- [Work instructions]:
Transcribe the entries below exactly.
━━━━━━━━━━━━━━━━━━━━━━━━━━━━━━
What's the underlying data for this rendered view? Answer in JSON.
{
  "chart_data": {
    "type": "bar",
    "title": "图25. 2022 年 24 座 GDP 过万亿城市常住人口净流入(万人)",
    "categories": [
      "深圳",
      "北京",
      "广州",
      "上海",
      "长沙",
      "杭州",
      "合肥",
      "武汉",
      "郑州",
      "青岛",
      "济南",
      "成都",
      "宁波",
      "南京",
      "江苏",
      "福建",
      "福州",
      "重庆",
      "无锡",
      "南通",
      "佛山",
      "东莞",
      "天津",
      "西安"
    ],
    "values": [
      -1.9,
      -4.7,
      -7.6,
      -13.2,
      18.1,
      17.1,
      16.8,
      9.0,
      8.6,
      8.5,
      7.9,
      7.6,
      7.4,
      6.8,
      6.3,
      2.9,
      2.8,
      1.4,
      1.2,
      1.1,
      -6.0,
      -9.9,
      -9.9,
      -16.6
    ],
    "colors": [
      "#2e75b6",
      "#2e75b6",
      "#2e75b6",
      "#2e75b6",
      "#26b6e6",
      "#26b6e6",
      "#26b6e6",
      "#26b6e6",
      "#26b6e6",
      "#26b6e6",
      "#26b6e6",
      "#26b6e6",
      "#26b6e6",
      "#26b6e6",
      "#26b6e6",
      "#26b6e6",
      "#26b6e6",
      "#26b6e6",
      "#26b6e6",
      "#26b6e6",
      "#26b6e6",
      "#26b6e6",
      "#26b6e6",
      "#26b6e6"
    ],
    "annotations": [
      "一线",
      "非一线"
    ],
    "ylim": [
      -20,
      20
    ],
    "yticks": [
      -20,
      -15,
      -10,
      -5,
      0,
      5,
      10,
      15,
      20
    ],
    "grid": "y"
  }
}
━━━━━━━━━━━━━━━━━━━━━━━━━━━━━━
- [Task answer]:
What's the underlying data for this rendered view? Answer in JSON.
{
  "chart_data": {
    "type": "bar",
    "title": "图25. 2022 年 24 座 GDP 过万亿城市常住人口净流入(万人)",
    "categories": [
      "深圳",
      "北京",
      "广州",
      "上海",
      "长沙",
      "杭州",
      "合肥",
      "武汉",
      "郑州",
      "青岛",
      "济南",
      "成都",
      "宁波",
      "南京",
      "江苏",
      "福建",
      "福州",
      "重庆",
      "无锡",
      "南通",
      "佛山",
      "东莞",
      "天津",
      "西安"
    ],
    "values": [
      -1.9,
      -4.7,
      -7.6,
      -13.2,
      18.1,
      17.1,
      16.8,
      9.0,
      8.6,
      8.5,
      7.9,
      7.6,
      7.4,
      6.8,
      6.3,
      2.9,
      2.8,
      1.4,
      1.2,
      1.1,
      -6.0,
      -9.9,
      -9.9,
      -16.6
    ],
    "colors": [
      "#2e75b6",
      "#2e75b6",
      "#2e75b6",
      "#2e75b6",
      "#26b6e6",
      "#26b6e6",
      "#26b6e6",
      "#26b6e6",
      "#26b6e6",
      "#26b6e6",
      "#26b6e6",
      "#26b6e6",
      "#26b6e6",
      "#26b6e6",
      "#26b6e6",
      "#26b6e6",
      "#26b6e6",
      "#26b6e6",
      "#26b6e6",
      "#26b6e6",
      "#26b6e6",
      "#26b6e6",
      "#26b6e6",
      "#26b6e6"
    ],
    "annotations": [
      "一线",
      "非一线"
    ],
    "ylim": [
      -20,
      20
    ],
    "yticks": [
      -20,
      -15,
      -10,
      -5,
      0,
      5,
      10,
      15,
      20
    ],
    "grid": "y"
  }
}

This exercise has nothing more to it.